Data excerpts:
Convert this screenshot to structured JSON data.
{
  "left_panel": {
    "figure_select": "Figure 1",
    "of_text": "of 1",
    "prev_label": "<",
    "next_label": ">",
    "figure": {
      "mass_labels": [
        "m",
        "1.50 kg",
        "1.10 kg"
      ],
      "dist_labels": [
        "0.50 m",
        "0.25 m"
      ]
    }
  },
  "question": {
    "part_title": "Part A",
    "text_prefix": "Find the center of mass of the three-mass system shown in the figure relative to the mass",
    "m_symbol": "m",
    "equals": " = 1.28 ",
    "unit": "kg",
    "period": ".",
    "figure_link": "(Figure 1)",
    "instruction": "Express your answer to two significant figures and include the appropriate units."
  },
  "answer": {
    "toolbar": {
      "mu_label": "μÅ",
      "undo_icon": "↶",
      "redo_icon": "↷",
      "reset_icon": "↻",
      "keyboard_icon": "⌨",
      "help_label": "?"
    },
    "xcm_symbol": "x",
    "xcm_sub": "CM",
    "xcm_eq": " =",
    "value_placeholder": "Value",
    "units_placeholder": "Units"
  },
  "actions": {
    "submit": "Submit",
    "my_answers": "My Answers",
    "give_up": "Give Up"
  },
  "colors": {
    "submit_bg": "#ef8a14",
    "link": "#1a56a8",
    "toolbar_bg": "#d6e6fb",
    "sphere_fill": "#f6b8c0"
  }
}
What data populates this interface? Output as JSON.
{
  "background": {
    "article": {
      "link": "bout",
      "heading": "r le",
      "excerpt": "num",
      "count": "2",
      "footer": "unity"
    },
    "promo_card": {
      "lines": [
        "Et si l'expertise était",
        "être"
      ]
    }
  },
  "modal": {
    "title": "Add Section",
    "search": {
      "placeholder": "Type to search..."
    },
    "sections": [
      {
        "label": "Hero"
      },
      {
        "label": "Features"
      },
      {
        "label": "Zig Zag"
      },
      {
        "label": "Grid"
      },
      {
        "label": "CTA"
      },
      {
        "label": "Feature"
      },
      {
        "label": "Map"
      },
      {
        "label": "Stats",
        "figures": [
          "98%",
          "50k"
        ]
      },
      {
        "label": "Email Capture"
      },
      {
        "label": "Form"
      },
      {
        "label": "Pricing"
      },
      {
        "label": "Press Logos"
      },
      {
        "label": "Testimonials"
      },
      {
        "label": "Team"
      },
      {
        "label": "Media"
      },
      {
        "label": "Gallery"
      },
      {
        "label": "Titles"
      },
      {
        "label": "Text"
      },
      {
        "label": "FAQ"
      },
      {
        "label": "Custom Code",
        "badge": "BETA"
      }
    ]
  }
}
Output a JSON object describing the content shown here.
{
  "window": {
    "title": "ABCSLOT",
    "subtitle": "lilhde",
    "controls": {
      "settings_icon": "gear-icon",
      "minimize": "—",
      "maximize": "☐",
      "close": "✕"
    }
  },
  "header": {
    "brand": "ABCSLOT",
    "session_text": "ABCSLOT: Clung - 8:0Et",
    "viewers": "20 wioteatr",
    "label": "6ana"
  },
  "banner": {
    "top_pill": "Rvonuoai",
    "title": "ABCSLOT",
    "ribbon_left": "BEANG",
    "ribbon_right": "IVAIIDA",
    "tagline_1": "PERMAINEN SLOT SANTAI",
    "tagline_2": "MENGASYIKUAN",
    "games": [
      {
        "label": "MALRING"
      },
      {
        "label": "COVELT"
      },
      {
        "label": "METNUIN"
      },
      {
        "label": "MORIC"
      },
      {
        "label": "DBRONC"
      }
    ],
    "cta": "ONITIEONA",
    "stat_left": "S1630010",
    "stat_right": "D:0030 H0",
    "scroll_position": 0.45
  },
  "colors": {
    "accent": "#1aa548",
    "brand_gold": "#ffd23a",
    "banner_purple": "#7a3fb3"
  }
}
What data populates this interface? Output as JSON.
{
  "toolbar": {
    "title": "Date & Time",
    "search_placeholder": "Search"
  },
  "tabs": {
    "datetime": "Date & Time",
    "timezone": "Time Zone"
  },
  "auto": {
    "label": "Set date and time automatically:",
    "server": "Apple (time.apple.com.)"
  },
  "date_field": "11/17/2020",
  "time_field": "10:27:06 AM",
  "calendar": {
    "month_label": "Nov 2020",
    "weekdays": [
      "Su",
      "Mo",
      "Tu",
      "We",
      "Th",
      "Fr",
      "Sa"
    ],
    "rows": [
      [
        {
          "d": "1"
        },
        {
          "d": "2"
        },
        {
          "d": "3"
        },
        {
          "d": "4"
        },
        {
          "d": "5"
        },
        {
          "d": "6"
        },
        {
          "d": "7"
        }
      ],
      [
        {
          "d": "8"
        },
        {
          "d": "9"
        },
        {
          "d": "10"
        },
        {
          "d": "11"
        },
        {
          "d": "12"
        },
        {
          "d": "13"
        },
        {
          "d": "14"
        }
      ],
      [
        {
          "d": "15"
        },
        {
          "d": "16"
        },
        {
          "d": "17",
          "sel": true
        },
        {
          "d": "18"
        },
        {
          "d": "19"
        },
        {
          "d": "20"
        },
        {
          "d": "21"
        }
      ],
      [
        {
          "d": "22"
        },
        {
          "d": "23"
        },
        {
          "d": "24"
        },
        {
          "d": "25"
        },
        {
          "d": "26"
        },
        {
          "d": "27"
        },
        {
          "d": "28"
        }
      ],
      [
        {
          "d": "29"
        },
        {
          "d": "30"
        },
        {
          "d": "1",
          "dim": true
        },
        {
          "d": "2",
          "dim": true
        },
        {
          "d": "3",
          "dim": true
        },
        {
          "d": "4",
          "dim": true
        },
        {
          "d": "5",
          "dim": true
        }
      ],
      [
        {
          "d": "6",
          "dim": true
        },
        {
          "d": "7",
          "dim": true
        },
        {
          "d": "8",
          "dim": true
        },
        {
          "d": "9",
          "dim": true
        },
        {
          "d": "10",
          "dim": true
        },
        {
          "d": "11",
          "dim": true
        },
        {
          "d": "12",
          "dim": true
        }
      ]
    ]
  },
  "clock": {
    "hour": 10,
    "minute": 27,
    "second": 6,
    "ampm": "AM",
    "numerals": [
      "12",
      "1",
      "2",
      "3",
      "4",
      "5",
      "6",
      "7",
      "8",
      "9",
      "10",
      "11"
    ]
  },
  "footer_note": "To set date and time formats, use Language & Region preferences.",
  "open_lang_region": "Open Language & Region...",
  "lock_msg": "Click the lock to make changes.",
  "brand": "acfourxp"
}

Task description:
Extract each line from the listing above, please, and repeat it exactly.

Solution for this problem:
Convert this screenshot to structured JSON data.
{
  "left_panel": {
    "figure_select": "Figure 1",
    "of_text": "of 1",
    "prev_label": "<",
    "next_label": ">",
    "figure": {
      "mass_labels": [
        "m",
        "1.50 kg",
        "1.10 kg"
      ],
      "dist_labels": [
        "0.50 m",
        "0.25 m"
      ]
    }
  },
  "question": {
    "part_title": "Part A",
    "text_prefix": "Find the center of mass of the three-mass system shown in the figure relative to the mass",
    "m_symbol": "m",
    "equals": " = 1.28 ",
    "unit": "kg",
    "period": ".",
    "figure_link": "(Figure 1)",
    "instruction": "Express your answer to two significant figures and include the appropriate units."
  },
  "answer": {
    "toolbar": {
      "mu_label": "μÅ",
      "undo_icon": "↶",
      "redo_icon": "↷",
      "reset_icon": "↻",
      "keyboard_icon": "⌨",
      "help_label": "?"
    },
    "xcm_symbol": "x",
    "xcm_sub": "CM",
    "xcm_eq": " =",
    "value_placeholder": "Value",
    "units_placeholder": "Units"
  },
  "actions": {
    "submit": "Submit",
    "my_answers": "My Answers",
    "give_up": "Give Up"
  },
  "colors": {
    "submit_bg": "#ef8a14",
    "link": "#1a56a8",
    "toolbar_bg": "#d6e6fb",
    "sphere_fill": "#f6b8c0"
  }
}
What data populates this interface? Output as JSON.
{
  "background": {
    "article": {
      "link": "bout",
      "heading": "r le",
      "excerpt": "num",
      "count": "2",
      "footer": "unity"
    },
    "promo_card": {
      "lines": [
        "Et si l'expertise était",
        "être"
      ]
    }
  },
  "modal": {
    "title": "Add Section",
    "search": {
      "placeholder": "Type to search..."
    },
    "sections": [
      {
        "label": "Hero"
      },
      {
        "label": "Features"
      },
      {
        "label": "Zig Zag"
      },
      {
        "label": "Grid"
      },
      {
        "label": "CTA"
      },
      {
        "label": "Feature"
      },
      {
        "label": "Map"
      },
      {
        "label": "Stats",
        "figures": [
          "98%",
          "50k"
        ]
      },
      {
        "label": "Email Capture"
      },
      {
        "label": "Form"
      },
      {
        "label": "Pricing"
      },
      {
        "label": "Press Logos"
      },
      {
        "label": "Testimonials"
      },
      {
        "label": "Team"
      },
      {
        "label": "Media"
      },
      {
        "label": "Gallery"
      },
      {
        "label": "Titles"
      },
      {
        "label": "Text"
      },
      {
        "label": "FAQ"
      },
      {
        "label": "Custom Code",
        "badge": "BETA"
      }
    ]
  }
}
Output a JSON object describing the content shown here.
{
  "window": {
    "title": "ABCSLOT",
    "subtitle": "lilhde",
    "controls": {
      "settings_icon": "gear-icon",
      "minimize": "—",
      "maximize": "☐",
      "close": "✕"
    }
  },
  "header": {
    "brand": "ABCSLOT",
    "session_text": "ABCSLOT: Clung - 8:0Et",
    "viewers": "20 wioteatr",
    "label": "6ana"
  },
  "banner": {
    "top_pill": "Rvonuoai",
    "title": "ABCSLOT",
    "ribbon_left": "BEANG",
    "ribbon_right": "IVAIIDA",
    "tagline_1": "PERMAINEN SLOT SANTAI",
    "tagline_2": "MENGASYIKUAN",
    "games": [
      {
        "label": "MALRING"
      },
      {
        "label": "COVELT"
      },
      {
        "label": "METNUIN"
      },
      {
        "label": "MORIC"
      },
      {
        "label": "DBRONC"
      }
    ],
    "cta": "ONITIEONA",
    "stat_left": "S1630010",
    "stat_right": "D:0030 H0",
    "scroll_position": 0.45
  },
  "colors": {
    "accent": "#1aa548",
    "brand_gold": "#ffd23a",
    "banner_purple": "#7a3fb3"
  }
}
What data populates this interface? Output as JSON.
{
  "toolbar": {
    "title": "Date & Time",
    "search_placeholder": "Search"
  },
  "tabs": {
    "datetime": "Date & Time",
    "timezone": "Time Zone"
  },
  "auto": {
    "label": "Set date and time automatically:",
    "server": "Apple (time.apple.com.)"
  },
  "date_field": "11/17/2020",
  "time_field": "10:27:06 AM",
  "calendar": {
    "month_label": "Nov 2020",
    "weekdays": [
      "Su",
      "Mo",
      "Tu",
      "We",
      "Th",
      "Fr",
      "Sa"
    ],
    "rows": [
      [
        {
          "d": "1"
        },
        {
          "d": "2"
        },
        {
          "d": "3"
        },
        {
          "d": "4"
        },
        {
          "d": "5"
        },
        {
          "d": "6"
        },
        {
          "d": "7"
        }
      ],
      [
        {
          "d": "8"
        },
        {
          "d": "9"
        },
        {
          "d": "10"
        },
        {
          "d": "11"
        },
        {
          "d": "12"
        },
        {
          "d": "13"
        },
        {
          "d": "14"
        }
      ],
      [
        {
          "d": "15"
        },
        {
          "d": "16"
        },
        {
          "d": "17",
          "sel": true
        },
        {
          "d": "18"
        },
        {
          "d": "19"
        },
        {
          "d": "20"
        },
        {
          "d": "21"
        }
      ],
      [
        {
          "d": "22"
        },
        {
          "d": "23"
        },
        {
          "d": "24"
        },
        {
          "d": "25"
        },
        {
          "d": "26"
        },
        {
          "d": "27"
        },
        {
          "d": "28"
        }
      ],
      [
        {
          "d": "29"
        },
        {
          "d": "30"
        },
        {
          "d": "1",
          "dim": true
        },
        {
          "d": "2",
          "dim": true
        },
        {
          "d": "3",
          "dim": true
        },
        {
          "d": "4",
          "dim": true
        },
        {
          "d": "5",
          "dim": true
        }
      ],
      [
        {
          "d": "6",
          "dim": true
        },
        {
          "d": "7",
          "dim": true
        },
        {
          "d": "8",
          "dim": true
        },
        {
          "d": "9",
          "dim": true
        },
        {
          "d": "10",
          "dim": true
        },
        {
          "d": "11",
          "dim": true
        },
        {
          "d": "12",
          "dim": true
        }
      ]
    ]
  },
  "clock": {
    "hour": 10,
    "minute": 27,
    "second": 6,
    "ampm": "AM",
    "numerals": [
      "12",
      "1",
      "2",
      "3",
      "4",
      "5",
      "6",
      "7",
      "8",
      "9",
      "10",
      "11"
    ]
  },
  "footer_note": "To set date and time formats, use Language & Region preferences.",
  "open_lang_region": "Open Language & Region...",
  "lock_msg": "Click the lock to make changes.",
  "brand": "acfourxp"
}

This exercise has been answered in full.